(begin)
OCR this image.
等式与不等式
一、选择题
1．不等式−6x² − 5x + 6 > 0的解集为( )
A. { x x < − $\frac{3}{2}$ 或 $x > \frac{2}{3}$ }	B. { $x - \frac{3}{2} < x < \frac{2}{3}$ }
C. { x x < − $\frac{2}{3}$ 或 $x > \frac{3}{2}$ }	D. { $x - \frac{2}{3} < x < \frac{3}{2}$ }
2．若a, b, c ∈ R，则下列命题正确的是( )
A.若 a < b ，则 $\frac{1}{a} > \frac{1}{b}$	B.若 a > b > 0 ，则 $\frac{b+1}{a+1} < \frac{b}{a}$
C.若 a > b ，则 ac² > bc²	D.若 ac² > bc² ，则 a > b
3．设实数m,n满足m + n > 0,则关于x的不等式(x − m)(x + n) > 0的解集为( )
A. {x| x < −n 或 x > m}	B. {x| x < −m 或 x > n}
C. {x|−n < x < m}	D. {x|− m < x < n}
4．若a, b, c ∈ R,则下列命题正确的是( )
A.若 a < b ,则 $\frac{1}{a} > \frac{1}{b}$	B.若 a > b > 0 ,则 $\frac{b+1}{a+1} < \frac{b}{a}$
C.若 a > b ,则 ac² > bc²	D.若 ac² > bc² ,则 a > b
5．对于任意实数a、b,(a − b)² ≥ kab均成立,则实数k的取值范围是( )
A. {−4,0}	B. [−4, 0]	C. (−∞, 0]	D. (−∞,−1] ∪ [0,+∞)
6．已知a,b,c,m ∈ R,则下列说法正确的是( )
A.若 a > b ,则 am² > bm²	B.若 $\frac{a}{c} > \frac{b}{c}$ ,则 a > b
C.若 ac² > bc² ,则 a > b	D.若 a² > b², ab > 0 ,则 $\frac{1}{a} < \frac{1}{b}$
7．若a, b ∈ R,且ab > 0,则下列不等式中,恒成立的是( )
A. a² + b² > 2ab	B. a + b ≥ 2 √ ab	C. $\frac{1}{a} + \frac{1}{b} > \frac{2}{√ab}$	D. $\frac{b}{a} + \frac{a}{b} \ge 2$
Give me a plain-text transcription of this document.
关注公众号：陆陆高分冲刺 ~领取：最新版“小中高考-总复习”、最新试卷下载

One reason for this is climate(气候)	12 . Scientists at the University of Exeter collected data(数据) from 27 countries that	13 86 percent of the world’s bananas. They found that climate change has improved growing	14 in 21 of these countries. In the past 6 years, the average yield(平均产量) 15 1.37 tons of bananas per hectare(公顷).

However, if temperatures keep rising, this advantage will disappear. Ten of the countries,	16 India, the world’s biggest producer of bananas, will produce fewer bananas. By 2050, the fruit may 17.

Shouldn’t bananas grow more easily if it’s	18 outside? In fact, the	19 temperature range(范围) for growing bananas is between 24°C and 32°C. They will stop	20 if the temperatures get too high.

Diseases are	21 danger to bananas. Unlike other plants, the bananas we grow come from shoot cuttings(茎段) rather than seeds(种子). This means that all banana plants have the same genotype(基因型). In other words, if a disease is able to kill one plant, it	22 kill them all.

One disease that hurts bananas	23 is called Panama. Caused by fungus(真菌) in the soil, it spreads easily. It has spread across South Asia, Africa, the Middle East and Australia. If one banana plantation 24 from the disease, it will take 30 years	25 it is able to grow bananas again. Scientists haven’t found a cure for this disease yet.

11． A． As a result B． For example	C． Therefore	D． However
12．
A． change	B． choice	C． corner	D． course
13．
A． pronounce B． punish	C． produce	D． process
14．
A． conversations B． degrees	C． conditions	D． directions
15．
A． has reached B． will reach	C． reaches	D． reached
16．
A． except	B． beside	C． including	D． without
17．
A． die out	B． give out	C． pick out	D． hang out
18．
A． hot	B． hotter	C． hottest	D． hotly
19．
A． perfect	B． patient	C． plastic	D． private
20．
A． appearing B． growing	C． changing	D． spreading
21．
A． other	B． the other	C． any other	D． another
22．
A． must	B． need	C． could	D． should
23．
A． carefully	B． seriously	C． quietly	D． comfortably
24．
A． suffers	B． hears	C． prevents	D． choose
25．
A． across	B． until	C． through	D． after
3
(end)
Do this. The lines above should be duplicated exactly.

Answer below.
OCR this image.
等式与不等式
一、选择题
1．不等式−6x² − 5x + 6 > 0的解集为( )
A. { x x < − $\frac{3}{2}$ 或 $x > \frac{2}{3}$ }	B. { $x - \frac{3}{2} < x < \frac{2}{3}$ }
C. { x x < − $\frac{2}{3}$ 或 $x > \frac{3}{2}$ }	D. { $x - \frac{2}{3} < x < \frac{3}{2}$ }
2．若a, b, c ∈ R，则下列命题正确的是( )
A.若 a < b ，则 $\frac{1}{a} > \frac{1}{b}$	B.若 a > b > 0 ，则 $\frac{b+1}{a+1} < \frac{b}{a}$
C.若 a > b ，则 ac² > bc²	D.若 ac² > bc² ，则 a > b
3．设实数m,n满足m + n > 0,则关于x的不等式(x − m)(x + n) > 0的解集为( )
A. {x| x < −n 或 x > m}	B. {x| x < −m 或 x > n}
C. {x|−n < x < m}	D. {x|− m < x < n}
4．若a, b, c ∈ R,则下列命题正确的是( )
A.若 a < b ,则 $\frac{1}{a} > \frac{1}{b}$	B.若 a > b > 0 ,则 $\frac{b+1}{a+1} < \frac{b}{a}$
C.若 a > b ,则 ac² > bc²	D.若 ac² > bc² ,则 a > b
5．对于任意实数a、b,(a − b)² ≥ kab均成立,则实数k的取值范围是( )
A. {−4,0}	B. [−4, 0]	C. (−∞, 0]	D. (−∞,−1] ∪ [0,+∞)
6．已知a,b,c,m ∈ R,则下列说法正确的是( )
A.若 a > b ,则 am² > bm²	B.若 $\frac{a}{c} > \frac{b}{c}$ ,则 a > b
C.若 ac² > bc² ,则 a > b	D.若 a² > b², ab > 0 ,则 $\frac{1}{a} < \frac{1}{b}$
7．若a, b ∈ R,且ab > 0,则下列不等式中,恒成立的是( )
A. a² + b² > 2ab	B. a + b ≥ 2 √ ab	C. $\frac{1}{a} + \frac{1}{b} > \frac{2}{√ab}$	D. $\frac{b}{a} + \frac{a}{b} \ge 2$
Give me a plain-text transcription of this document.
关注公众号：陆陆高分冲刺 ~领取：最新版“小中高考-总复习”、最新试卷下载

One reason for this is climate(气候)	12 . Scientists at the University of Exeter collected data(数据) from 27 countries that	13 86 percent of the world’s bananas. They found that climate change has improved growing	14 in 21 of these countries. In the past 6 years, the average yield(平均产量) 15 1.37 tons of bananas per hectare(公顷).

However, if temperatures keep rising, this advantage will disappear. Ten of the countries,	16 India, the world’s biggest producer of bananas, will produce fewer bananas. By 2050, the fruit may 17.

Shouldn’t bananas grow more easily if it’s	18 outside? In fact, the	19 temperature range(范围) for growing bananas is between 24°C and 32°C. They will stop	20 if the temperatures get too high.

Diseases are	21 danger to bananas. Unlike other plants, the bananas we grow come from shoot cuttings(茎段) rather than seeds(种子). This means that all banana plants have the same genotype(基因型). In other words, if a disease is able to kill one plant, it	22 kill them all.

One disease that hurts bananas	23 is called Panama. Caused by fungus(真菌) in the soil, it spreads easily. It has spread across South Asia, Africa, the Middle East and Australia. If one banana plantation 24 from the disease, it will take 30 years	25 it is able to grow bananas again. Scientists haven’t found a cure for this disease yet.

11． A． As a result B． For example	C． Therefore	D． However
12．
A． change	B． choice	C． corner	D． course
13．
A． pronounce B． punish	C． produce	D． process
14．
A． conversations B． degrees	C． conditions	D． directions
15．
A． has reached B． will reach	C． reaches	D． reached
16．
A． except	B． beside	C． including	D． without
17．
A． die out	B． give out	C． pick out	D． hang out
18．
A． hot	B． hotter	C． hottest	D． hotly
19．
A． perfect	B． patient	C． plastic	D． private
20．
A． appearing B． growing	C． changing	D． spreading
21．
A． other	B． the other	C． any other	D． another
22．
A． must	B． need	C． could	D． should
23．
A． carefully	B． seriously	C． quietly	D． comfortably
24．
A． suffers	B． hears	C． prevents	D． choose
25．
A． across	B． until	C． through	D． after
3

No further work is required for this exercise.